» **Stored records**:
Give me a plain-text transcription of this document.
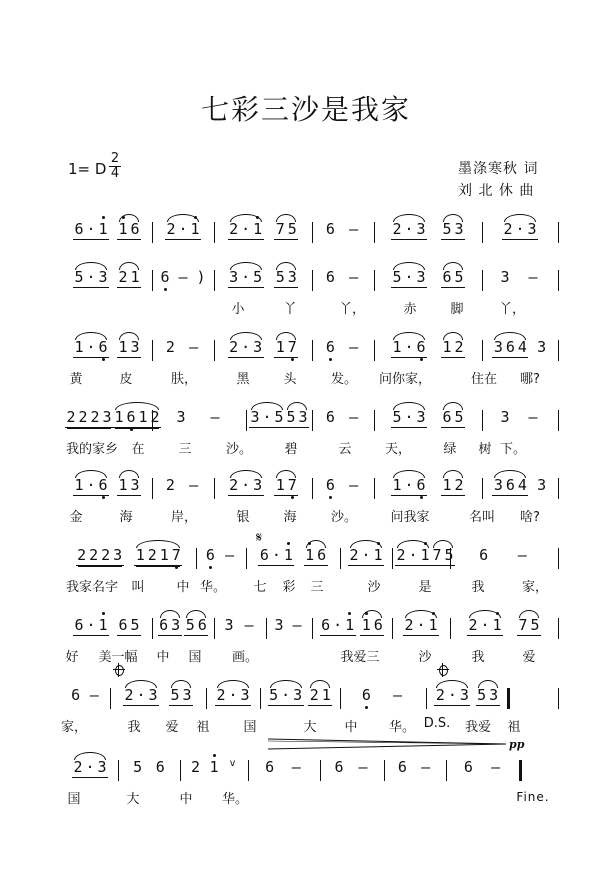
七彩三沙是我家
1= D
2
4	墨涤寒秋 词
刘 北 休 曲
𝄋
pp
6 · 1 1 6 2 · 1 2 · 1 7 5 6 – 2 · 3 5 3	2 · 3
5 · 3 2 1 6 – ) 3 · 5 5 3 6 – 5 · 3 6 5 3 –
小	丫	丫，	赤	脚	丫，
1 · 6 1 3 2 – 2 · 3 1 7 6 – 1 · 6 1 2 3 6 4 3
黄	皮	肤，	黑	头	发。 问你家，	住在 哪?
2 2 2 3 1 6 1 2 3 – 3 · 5 5 3 6 – 5 · 3 6 5 3 –
我的家乡 在	三	沙。 碧	云	天， 绿 树 下。
1 · 6 1 3 2 – 2 · 3 1 7 6 – 1 · 6 1 2 3 6 4 3
金	海	岸，	银	海	沙。	问我家	名叫 啥?
2 2 2 3 1 2 1 7 6 – 6 · 1 1 6 2 · 1 2 · 1 7 5 6 –
我家名字 叫 中 华。 七 彩 三	沙	是	我	家，
6 · 1 6 5 6 3 5 6 3 – 3 – 6 · 1 1 6 2 · 1 2 · 1 7 5
好 美一幅 中 国 画。	我爱三	沙	我	爱
6 – 2 · 3 5 3 2 · 3 5 · 3 2 1 6 – 2 · 3 5 3
家，	我 爱 祖	国	大 中 华。 D.S. 我爱 祖
2 · 3 5 6 2 1 v 6 – 6 – 6 – 6 –
国	大	中 华。	Fine.
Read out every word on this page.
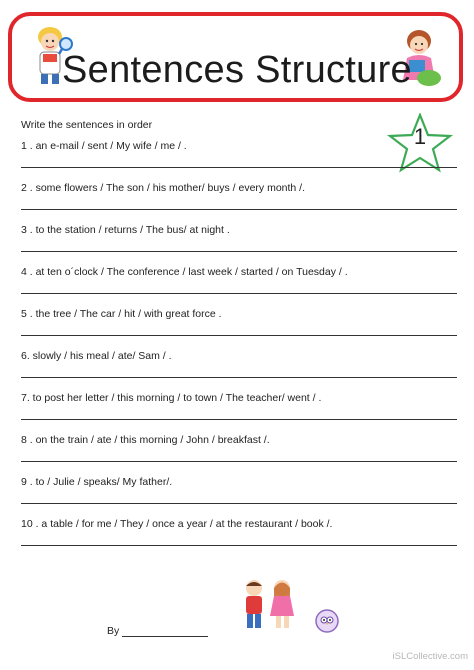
Sentences Structure
Write the sentences in order	1
1 . an e-mail / sent / My wife / me / .
2 . some flowers / The son / his mother/ buys / every month /.
3 . to the station / returns / The bus/ at night .
4 . at ten o´clock / The conference / last week / started / on Tuesday / .
5 . the tree / The car / hit / with great force .
6. slowly / his meal / ate/ Sam / .
7. to post her letter / this morning / to town / The teacher/ went / .
8 . on the train / ate / this morning / John / breakfast /.
9 . to / Julie / speaks/ My father/.
10 . a table / for me / They / once a year / at the restaurant / book /.
By
iSLCollective.com
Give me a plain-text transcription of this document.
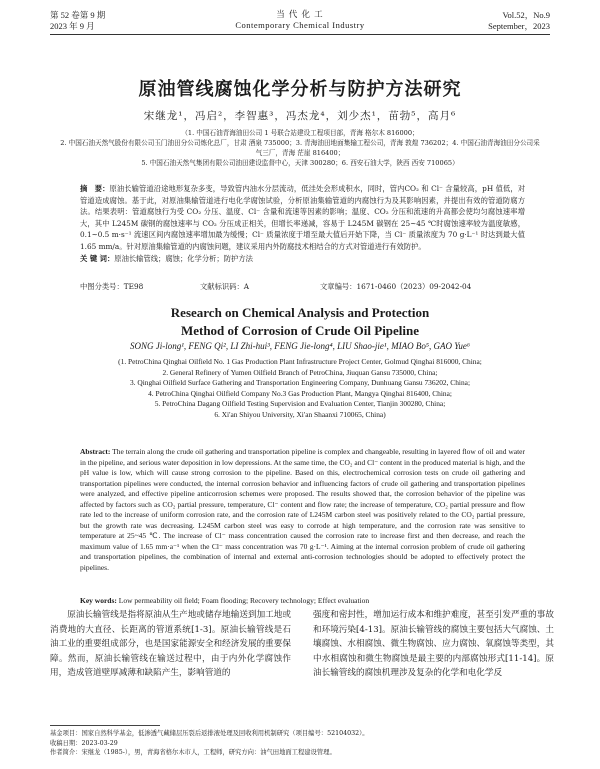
第 52 卷第 9 期
2023 年 9 月
当 代 化 工
Contemporary Chemical Industry
Vol.52，No.9
September，2023
原油管线腐蚀化学分析与防护方法研究
宋继龙¹，冯启²，李智惠³，冯杰龙⁴，刘少杰¹，苗勃⁵，高月⁶
（1. 中国石油青海油田公司 1 号联合站建设工程项目部，青海 格尔木 816000；
2. 中国石油天然气股份有限公司玉门油田分公司炼化总厂，甘肃 酒泉 735000；3. 青海油田地面集输工程公司，青海 敦煌 736202；4. 中国石油青海油田分公司采气三厂，青海 茫崖 816400；
5. 中国石油天然气集团有限公司油田建设监督中心，天津 300280；6. 西安石油大学，陕西 西安 710065）
摘　要：原油长输管道沿途地形复杂多变，导致管内油水分层流动，低洼处会形成积水，同时，管内CO₂ 和 Cl⁻ 含量较高，pH 值低，对管道造成腐蚀。基于此，对原油集输管道进行电化学腐蚀试验，分析原油集输管道的内腐蚀行为及其影响因素，并提出有效的管道防腐方法。结果表明：管道腐蚀行为受 CO₂ 分压、温度、Cl⁻ 含量和流速等因素的影响；温度、CO₂ 分压和流速的升高都会使均匀腐蚀速率增大，其中 L245M 碳钢的腐蚀速率与 CO₂ 分压成正相关，但增长率递减，容易于 L245M 碳钢在 25~45 ℃时腐蚀速率较为温度敏感，0.1~0.5 m·s⁻¹ 流速区间内腐蚀速率增加最为缓慢；Cl⁻ 质量浓度于增至最大值后开始下降，当 Cl⁻ 质量浓度为 70 g·L⁻¹ 时达到最大值 1.65 mm/a。针对原油集输管道的内腐蚀问题，建议采用内外防腐技术相结合的方式对管道进行有效防护。
关 键 词：原油长输管线；腐蚀；化学分析；防护方法
中图分类号：TE98	文献标识码：A	文章编号：1671-0460（2023）09-2042-04
Research on Chemical Analysis and Protection
Method of Corrosion of Crude Oil Pipeline
SONG Ji-long¹, FENG Qi², LI Zhi-hui³, FENG Jie-long⁴, LIU Shao-jie¹, MIAO Bo⁵, GAO Yue⁶
(1. PetroChina Qinghai Oilfield No. 1 Gas Production Plant Infrastructure Project Center, Golmud Qinghai 816000, China;
2. General Refinery of Yumen Oilfield Branch of PetroChina, Jiuquan Gansu 735000, China;
3. Qinghai Oilfield Surface Gathering and Transportation Engineering Company, Dunhuang Gansu 736202, China;
4. PetroChina Qinghai Oilfield Company No.3 Gas Production Plant, Mangya Qinghai 816400, China;
5. PetroChina Dagang Oilfield Testing Supervision and Evaluation Center, Tianjin 300280, China;
6. Xi'an Shiyou University, Xi'an Shaanxi 710065, China)
Abstract: The terrain along the crude oil gathering and transportation pipeline is complex and changeable, resulting in layered flow of oil and water in the pipeline, and serious water deposition in low depressions. At the same time, the CO₂ and Cl⁻ content in the produced material is high, and the pH value is low, which will cause strong corrosion to the pipeline. Based on this, electrochemical corrosion tests on crude oil gathering and transportation pipelines were conducted, the internal corrosion behavior and influencing factors of crude oil gathering and transportation pipelines were analyzed, and effective pipeline anticorrosion schemes were proposed. The results showed that, the corrosion behavior of the pipeline was affected by factors such as CO₂ partial pressure, temperature, Cl⁻ content and flow rate; the increase of temperature, CO₂ partial pressure and flow rate led to the increase of uniform corrosion rate, and the corrosion rate of L245M carbon steel was positively related to the CO₂ partial pressure, but the growth rate was decreasing. L245M carbon steel was easy to corrode at high temperature, and the corrosion rate was sensitive to temperature at 25~45 ℃. The increase of Cl⁻ mass concentration caused the corrosion rate to increase first and then decrease, and reach the maximum value of 1.65 mm·a⁻¹ when the Cl⁻ mass concentration was 70 g·L⁻¹. Aiming at the internal corrosion problem of crude oil gathering and transportation pipelines, the combination of internal and external anti-corrosion technologies should be adopted to effectively protect the pipelines.
Key words: Low permeability oil field; Foam flooding; Recovery technology; Effect evaluation

原油长输管线是指将原油从生产地或储存地输送到加工地或消费地的大直径、长距离的管道系统[1-3]。原油长输管线是石油工业的重要组成部分，也是国家能源安全和经济发展的重要保障。然而，原油长输管线在输送过程中，由于内外化学腐蚀作用，造成管道壁厚减薄和缺陷产生，影响管道的

强度和密封性，增加运行成本和维护难度，甚至引发严重的事故和环境污染[4-13]。原油长输管线的腐蚀主要包括大气腐蚀、土壤腐蚀、水相腐蚀、微生物腐蚀、应力腐蚀、氧腐蚀等类型，其中水相腐蚀和微生物腐蚀是最主要的内部腐蚀形式[11-14]。原油长输管线的腐蚀机理涉及复杂的化学和电化学反

基金项目：国家自然科学基金，低渗透气藏储层压裂后返排液处理及回收利用机制研究（项目编号：52104032）。
收稿日期：2023-03-29
作者简介：宋继龙（1985-），男，青海省格尔木市人，工程师，研究方向：油气田地面工程建设管理。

» **Required task**: Copy all lines from the material that include "Oilfield".

» **The completed task**:
(1. PetroChina Qinghai Oilfield No. 1 Gas Production Plant Infrastructure Project Center, Golmud Qinghai 816000, China;
2. General Refinery of Yumen Oilfield Branch of PetroChina, Jiuquan Gansu 735000, China;
3. Qinghai Oilfield Surface Gathering and Transportation Engineering Company, Dunhuang Gansu 736202, China;
4. PetroChina Qinghai Oilfield Company No.3 Gas Production Plant, Mangya Qinghai 816400, China;
5. PetroChina Dagang Oilfield Testing Supervision and Evaluation Center, Tianjin 300280, China;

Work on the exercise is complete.